**STATED PROBLEM**.
Determine how many lines hold "posiadają" and give only that number.

**Collected data entries**.

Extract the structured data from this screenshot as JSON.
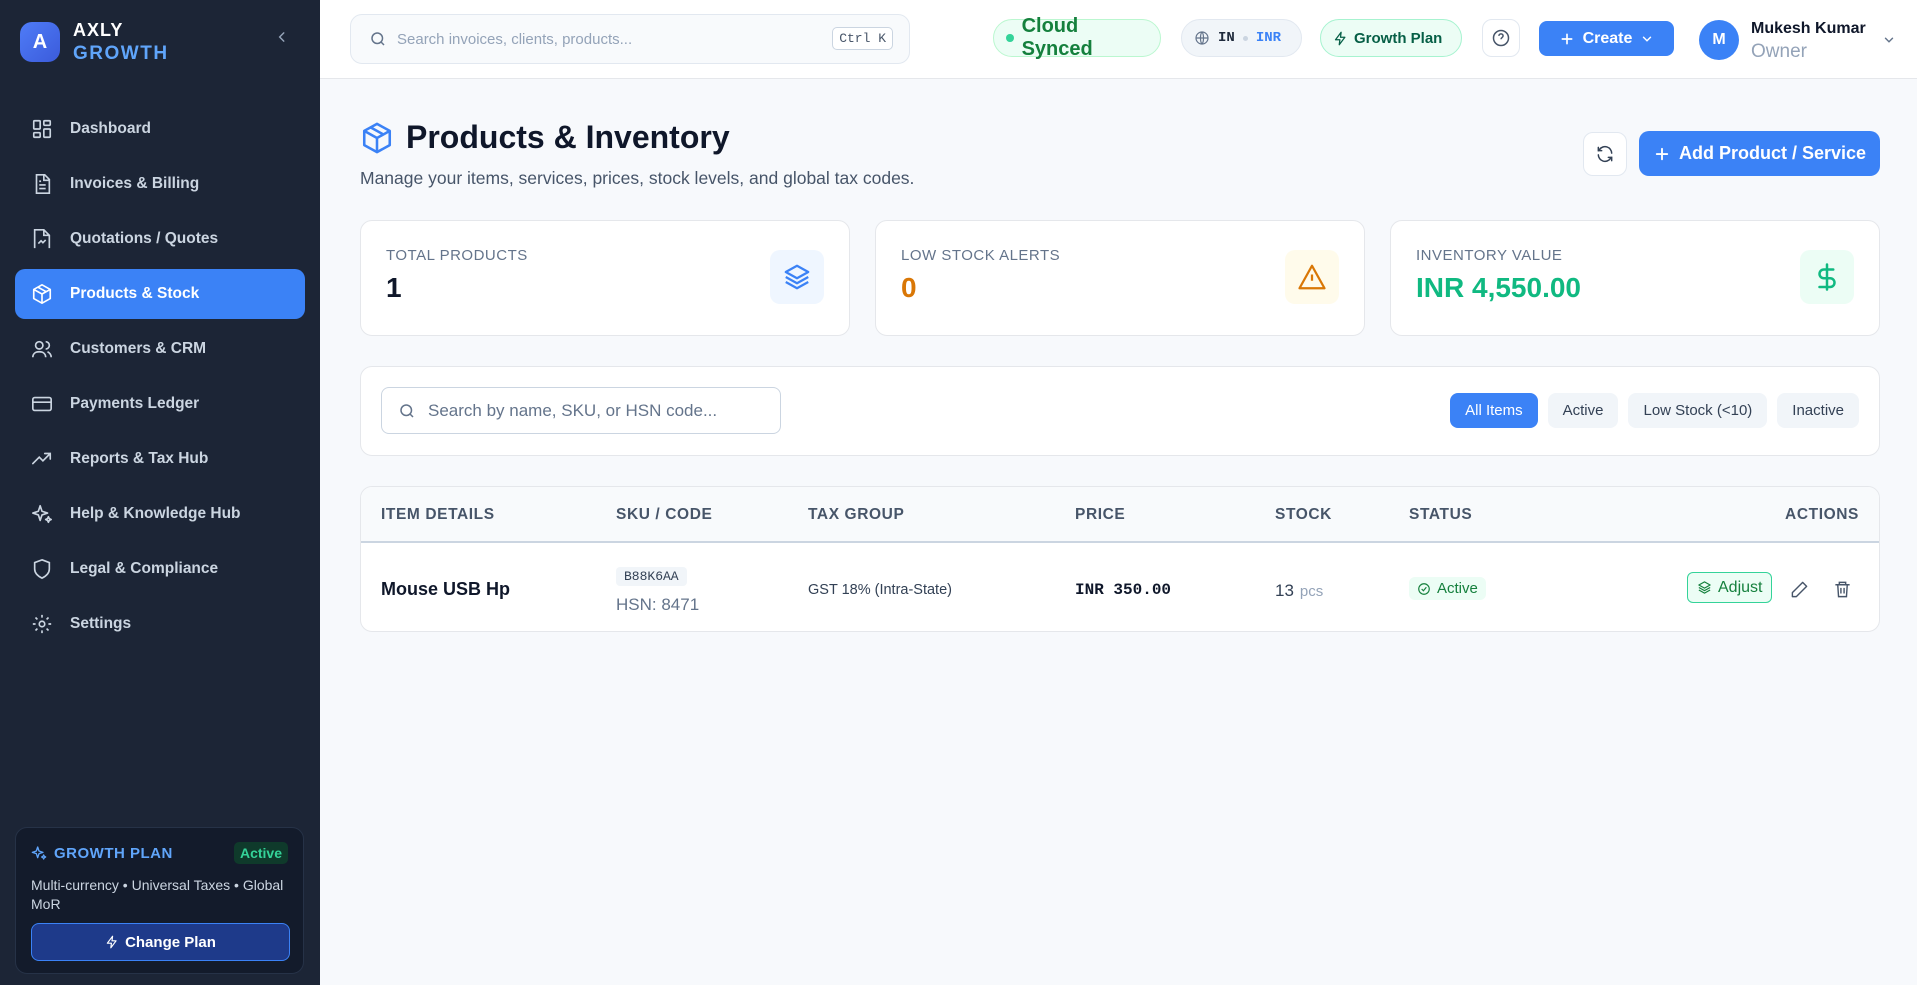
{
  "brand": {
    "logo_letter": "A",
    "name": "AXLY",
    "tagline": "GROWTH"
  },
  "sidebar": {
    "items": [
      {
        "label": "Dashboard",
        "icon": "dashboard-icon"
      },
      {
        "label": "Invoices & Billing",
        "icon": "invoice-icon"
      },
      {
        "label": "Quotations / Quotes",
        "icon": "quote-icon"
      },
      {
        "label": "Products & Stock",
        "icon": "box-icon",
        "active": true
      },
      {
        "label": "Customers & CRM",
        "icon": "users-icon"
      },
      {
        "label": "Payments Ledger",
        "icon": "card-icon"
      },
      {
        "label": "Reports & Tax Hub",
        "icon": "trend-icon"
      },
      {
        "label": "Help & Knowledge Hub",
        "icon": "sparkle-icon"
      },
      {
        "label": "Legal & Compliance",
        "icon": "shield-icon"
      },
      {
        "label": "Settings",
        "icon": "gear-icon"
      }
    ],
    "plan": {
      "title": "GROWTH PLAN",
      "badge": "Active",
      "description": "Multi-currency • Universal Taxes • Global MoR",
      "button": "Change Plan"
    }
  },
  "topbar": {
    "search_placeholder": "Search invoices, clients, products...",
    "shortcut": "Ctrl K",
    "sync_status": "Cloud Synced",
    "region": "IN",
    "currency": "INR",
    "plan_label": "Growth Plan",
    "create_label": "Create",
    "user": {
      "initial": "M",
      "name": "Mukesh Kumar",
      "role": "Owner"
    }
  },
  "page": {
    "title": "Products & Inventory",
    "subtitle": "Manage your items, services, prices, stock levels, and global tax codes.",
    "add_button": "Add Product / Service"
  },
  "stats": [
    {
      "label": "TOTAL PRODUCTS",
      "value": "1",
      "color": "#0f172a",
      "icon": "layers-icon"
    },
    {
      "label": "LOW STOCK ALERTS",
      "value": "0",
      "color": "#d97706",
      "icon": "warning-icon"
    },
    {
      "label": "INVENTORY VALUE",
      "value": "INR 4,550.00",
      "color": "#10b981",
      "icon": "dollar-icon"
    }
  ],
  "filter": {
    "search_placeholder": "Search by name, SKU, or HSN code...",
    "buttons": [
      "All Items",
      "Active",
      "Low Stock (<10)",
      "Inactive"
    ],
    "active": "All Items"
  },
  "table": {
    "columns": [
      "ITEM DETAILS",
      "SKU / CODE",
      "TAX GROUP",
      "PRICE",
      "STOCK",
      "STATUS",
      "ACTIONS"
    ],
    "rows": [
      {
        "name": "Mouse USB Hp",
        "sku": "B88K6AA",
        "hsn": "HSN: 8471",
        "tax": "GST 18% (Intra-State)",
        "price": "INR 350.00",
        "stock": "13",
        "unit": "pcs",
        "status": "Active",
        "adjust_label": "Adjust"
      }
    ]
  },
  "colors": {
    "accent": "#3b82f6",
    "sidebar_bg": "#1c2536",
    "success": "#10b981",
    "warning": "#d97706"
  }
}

* * *

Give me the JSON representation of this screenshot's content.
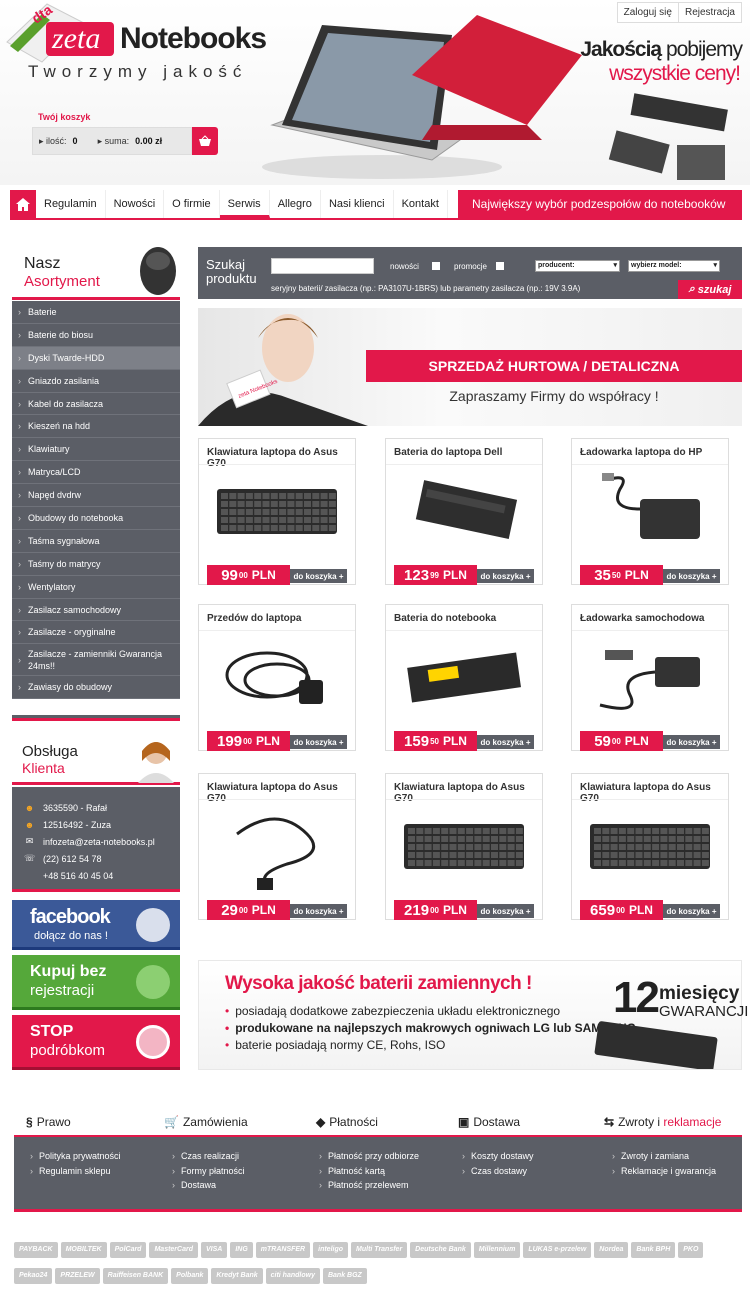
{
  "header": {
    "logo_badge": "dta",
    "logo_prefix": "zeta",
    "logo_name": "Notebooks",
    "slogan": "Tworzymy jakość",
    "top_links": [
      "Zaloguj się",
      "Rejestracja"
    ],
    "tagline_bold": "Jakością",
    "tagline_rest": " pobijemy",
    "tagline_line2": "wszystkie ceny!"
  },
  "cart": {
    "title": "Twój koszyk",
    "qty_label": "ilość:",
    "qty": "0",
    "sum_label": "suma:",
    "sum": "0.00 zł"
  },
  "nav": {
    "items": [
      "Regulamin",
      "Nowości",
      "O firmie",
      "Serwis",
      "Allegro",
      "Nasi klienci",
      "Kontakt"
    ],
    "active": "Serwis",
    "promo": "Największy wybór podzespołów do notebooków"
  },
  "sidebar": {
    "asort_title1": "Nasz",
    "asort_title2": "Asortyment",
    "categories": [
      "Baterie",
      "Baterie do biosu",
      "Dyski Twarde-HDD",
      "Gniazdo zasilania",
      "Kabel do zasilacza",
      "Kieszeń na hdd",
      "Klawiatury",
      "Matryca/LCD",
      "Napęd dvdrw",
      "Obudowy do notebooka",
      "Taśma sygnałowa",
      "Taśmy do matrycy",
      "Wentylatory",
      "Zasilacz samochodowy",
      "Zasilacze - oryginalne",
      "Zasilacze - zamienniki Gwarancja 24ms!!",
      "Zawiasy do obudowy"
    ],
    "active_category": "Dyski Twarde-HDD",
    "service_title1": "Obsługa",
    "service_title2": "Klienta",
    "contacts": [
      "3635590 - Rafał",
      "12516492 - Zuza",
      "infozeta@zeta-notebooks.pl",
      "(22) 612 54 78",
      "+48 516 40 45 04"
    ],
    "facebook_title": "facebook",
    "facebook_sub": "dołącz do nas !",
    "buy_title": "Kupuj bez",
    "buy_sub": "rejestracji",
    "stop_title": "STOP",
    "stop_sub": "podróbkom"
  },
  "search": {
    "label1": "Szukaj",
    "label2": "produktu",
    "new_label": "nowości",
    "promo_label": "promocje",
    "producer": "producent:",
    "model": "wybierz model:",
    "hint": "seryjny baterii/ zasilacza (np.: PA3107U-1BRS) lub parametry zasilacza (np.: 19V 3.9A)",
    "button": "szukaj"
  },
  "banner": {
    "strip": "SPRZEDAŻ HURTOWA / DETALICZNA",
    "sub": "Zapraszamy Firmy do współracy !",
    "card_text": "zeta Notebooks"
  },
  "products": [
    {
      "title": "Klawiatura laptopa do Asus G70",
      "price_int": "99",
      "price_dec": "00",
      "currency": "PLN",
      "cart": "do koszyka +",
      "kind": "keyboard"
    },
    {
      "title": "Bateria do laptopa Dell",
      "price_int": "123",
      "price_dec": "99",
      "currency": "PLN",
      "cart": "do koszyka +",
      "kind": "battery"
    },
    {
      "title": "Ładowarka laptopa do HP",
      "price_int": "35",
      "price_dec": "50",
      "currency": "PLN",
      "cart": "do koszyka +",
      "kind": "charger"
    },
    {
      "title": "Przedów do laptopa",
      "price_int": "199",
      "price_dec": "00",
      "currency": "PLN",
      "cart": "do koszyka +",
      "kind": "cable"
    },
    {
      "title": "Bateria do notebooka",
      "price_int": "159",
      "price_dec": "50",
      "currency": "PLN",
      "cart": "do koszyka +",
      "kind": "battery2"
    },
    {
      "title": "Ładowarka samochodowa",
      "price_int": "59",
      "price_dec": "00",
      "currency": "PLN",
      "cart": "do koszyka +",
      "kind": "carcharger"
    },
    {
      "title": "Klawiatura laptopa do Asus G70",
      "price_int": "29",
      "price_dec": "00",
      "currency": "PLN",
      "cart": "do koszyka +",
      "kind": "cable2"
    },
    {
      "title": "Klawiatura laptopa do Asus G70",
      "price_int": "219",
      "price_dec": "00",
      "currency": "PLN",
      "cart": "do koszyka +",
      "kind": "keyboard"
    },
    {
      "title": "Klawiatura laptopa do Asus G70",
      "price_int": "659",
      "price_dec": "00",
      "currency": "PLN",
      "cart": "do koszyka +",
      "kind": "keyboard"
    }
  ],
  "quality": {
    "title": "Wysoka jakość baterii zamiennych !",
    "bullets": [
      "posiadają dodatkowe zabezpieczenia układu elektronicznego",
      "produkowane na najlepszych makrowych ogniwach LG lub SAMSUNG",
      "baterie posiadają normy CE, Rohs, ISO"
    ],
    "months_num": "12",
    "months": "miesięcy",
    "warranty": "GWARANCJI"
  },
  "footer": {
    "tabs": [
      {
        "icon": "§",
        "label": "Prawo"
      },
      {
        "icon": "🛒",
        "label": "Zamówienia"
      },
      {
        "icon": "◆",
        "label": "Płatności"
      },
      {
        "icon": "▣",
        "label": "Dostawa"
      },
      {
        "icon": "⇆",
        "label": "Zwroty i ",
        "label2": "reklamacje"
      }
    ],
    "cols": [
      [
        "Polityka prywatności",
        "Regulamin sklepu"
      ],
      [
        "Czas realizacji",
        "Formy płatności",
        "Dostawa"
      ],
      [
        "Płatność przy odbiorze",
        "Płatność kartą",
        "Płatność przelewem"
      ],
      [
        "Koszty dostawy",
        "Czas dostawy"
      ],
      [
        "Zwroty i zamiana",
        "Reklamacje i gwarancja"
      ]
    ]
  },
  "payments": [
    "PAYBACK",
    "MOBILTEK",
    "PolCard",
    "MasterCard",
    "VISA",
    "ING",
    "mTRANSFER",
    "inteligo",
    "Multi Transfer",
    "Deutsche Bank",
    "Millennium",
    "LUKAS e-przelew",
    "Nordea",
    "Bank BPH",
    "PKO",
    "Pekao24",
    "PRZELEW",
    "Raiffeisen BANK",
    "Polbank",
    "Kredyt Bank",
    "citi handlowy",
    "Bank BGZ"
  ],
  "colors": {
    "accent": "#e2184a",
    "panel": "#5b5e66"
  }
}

**ANSWER IN FULL**.
2